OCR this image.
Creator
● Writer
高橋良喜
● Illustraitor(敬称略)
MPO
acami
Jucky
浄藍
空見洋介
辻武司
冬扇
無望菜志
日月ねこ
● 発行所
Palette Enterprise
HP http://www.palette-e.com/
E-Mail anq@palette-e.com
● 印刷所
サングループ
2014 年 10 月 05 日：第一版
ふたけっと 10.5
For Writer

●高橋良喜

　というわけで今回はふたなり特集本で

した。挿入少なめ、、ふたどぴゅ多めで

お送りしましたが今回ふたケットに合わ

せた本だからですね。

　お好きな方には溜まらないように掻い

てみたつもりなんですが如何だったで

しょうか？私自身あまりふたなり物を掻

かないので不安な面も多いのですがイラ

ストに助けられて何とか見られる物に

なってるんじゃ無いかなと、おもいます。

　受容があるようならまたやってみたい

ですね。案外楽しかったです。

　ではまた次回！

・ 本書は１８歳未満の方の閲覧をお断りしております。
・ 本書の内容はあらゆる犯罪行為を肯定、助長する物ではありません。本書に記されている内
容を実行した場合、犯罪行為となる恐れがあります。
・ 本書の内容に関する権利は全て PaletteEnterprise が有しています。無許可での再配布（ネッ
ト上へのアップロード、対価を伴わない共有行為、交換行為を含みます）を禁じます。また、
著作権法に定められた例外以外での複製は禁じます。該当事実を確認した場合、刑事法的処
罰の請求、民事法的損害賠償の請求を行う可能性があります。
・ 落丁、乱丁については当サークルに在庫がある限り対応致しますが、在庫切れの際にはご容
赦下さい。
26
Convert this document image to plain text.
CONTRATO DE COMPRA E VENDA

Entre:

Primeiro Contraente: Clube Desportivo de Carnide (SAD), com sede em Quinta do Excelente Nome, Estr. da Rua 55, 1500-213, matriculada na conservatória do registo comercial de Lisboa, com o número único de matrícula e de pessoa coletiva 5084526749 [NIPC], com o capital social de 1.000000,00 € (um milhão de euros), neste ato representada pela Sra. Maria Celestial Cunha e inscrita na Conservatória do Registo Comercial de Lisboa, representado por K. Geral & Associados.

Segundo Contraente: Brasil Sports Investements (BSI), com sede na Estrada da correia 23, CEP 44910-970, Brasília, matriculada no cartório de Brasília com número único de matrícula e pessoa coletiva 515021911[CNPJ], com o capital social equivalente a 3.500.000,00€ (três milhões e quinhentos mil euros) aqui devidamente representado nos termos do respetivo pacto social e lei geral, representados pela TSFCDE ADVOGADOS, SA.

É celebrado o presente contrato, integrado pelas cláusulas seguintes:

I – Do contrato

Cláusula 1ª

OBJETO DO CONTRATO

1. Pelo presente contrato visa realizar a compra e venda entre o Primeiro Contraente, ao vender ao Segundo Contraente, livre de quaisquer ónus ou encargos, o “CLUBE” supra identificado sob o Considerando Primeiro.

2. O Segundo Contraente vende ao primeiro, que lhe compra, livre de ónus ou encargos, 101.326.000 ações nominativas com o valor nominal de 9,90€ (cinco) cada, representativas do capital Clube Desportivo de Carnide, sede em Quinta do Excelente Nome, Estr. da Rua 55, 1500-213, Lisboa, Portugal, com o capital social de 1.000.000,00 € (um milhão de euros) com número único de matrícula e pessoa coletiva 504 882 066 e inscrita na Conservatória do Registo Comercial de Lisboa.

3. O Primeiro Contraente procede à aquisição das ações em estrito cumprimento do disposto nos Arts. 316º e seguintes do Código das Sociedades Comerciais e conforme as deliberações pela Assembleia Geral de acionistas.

※

What is expected
Please reproduce each record precisely as written.

Output
OCR this image.
Creator
● Writer
高橋良喜
● Illustraitor(敬称略)
MPO
acami
Jucky
浄藍
空見洋介
辻武司
冬扇
無望菜志
日月ねこ
● 発行所
Palette Enterprise
HP http://www.palette-e.com/
E-Mail anq@palette-e.com
● 印刷所
サングループ
2014 年 10 月 05 日：第一版
ふたけっと 10.5
For Writer

●高橋良喜

　というわけで今回はふたなり特集本で

した。挿入少なめ、、ふたどぴゅ多めで

お送りしましたが今回ふたケットに合わ

せた本だからですね。

　お好きな方には溜まらないように掻い

てみたつもりなんですが如何だったで

しょうか？私自身あまりふたなり物を掻

かないので不安な面も多いのですがイラ

ストに助けられて何とか見られる物に

なってるんじゃ無いかなと、おもいます。

　受容があるようならまたやってみたい

ですね。案外楽しかったです。

　ではまた次回！

・ 本書は１８歳未満の方の閲覧をお断りしております。
・ 本書の内容はあらゆる犯罪行為を肯定、助長する物ではありません。本書に記されている内
容を実行した場合、犯罪行為となる恐れがあります。
・ 本書の内容に関する権利は全て PaletteEnterprise が有しています。無許可での再配布（ネッ
ト上へのアップロード、対価を伴わない共有行為、交換行為を含みます）を禁じます。また、
著作権法に定められた例外以外での複製は禁じます。該当事実を確認した場合、刑事法的処
罰の請求、民事法的損害賠償の請求を行う可能性があります。
・ 落丁、乱丁については当サークルに在庫がある限り対応致しますが、在庫切れの際にはご容
赦下さい。
26
Convert this document image to plain text.
CONTRATO DE COMPRA E VENDA

Entre:

Primeiro Contraente: Clube Desportivo de Carnide (SAD), com sede em Quinta do Excelente Nome, Estr. da Rua 55, 1500-213, matriculada na conservatória do registo comercial de Lisboa, com o número único de matrícula e de pessoa coletiva 5084526749 [NIPC], com o capital social de 1.000000,00 € (um milhão de euros), neste ato representada pela Sra. Maria Celestial Cunha e inscrita na Conservatória do Registo Comercial de Lisboa, representado por K. Geral & Associados.

Segundo Contraente: Brasil Sports Investements (BSI), com sede na Estrada da correia 23, CEP 44910-970, Brasília, matriculada no cartório de Brasília com número único de matrícula e pessoa coletiva 515021911[CNPJ], com o capital social equivalente a 3.500.000,00€ (três milhões e quinhentos mil euros) aqui devidamente representado nos termos do respetivo pacto social e lei geral, representados pela TSFCDE ADVOGADOS, SA.

É celebrado o presente contrato, integrado pelas cláusulas seguintes:

I – Do contrato

Cláusula 1ª

OBJETO DO CONTRATO

1. Pelo presente contrato visa realizar a compra e venda entre o Primeiro Contraente, ao vender ao Segundo Contraente, livre de quaisquer ónus ou encargos, o “CLUBE” supra identificado sob o Considerando Primeiro.

2. O Segundo Contraente vende ao primeiro, que lhe compra, livre de ónus ou encargos, 101.326.000 ações nominativas com o valor nominal de 9,90€ (cinco) cada, representativas do capital Clube Desportivo de Carnide, sede em Quinta do Excelente Nome, Estr. da Rua 55, 1500-213, Lisboa, Portugal, com o capital social de 1.000.000,00 € (um milhão de euros) com número único de matrícula e pessoa coletiva 504 882 066 e inscrita na Conservatória do Registo Comercial de Lisboa.

3. O Primeiro Contraente procede à aquisição das ações em estrito cumprimento do disposto nos Arts. 316º e seguintes do Código das Sociedades Comerciais e conforme as deliberações pela Assembleia Geral de acionistas.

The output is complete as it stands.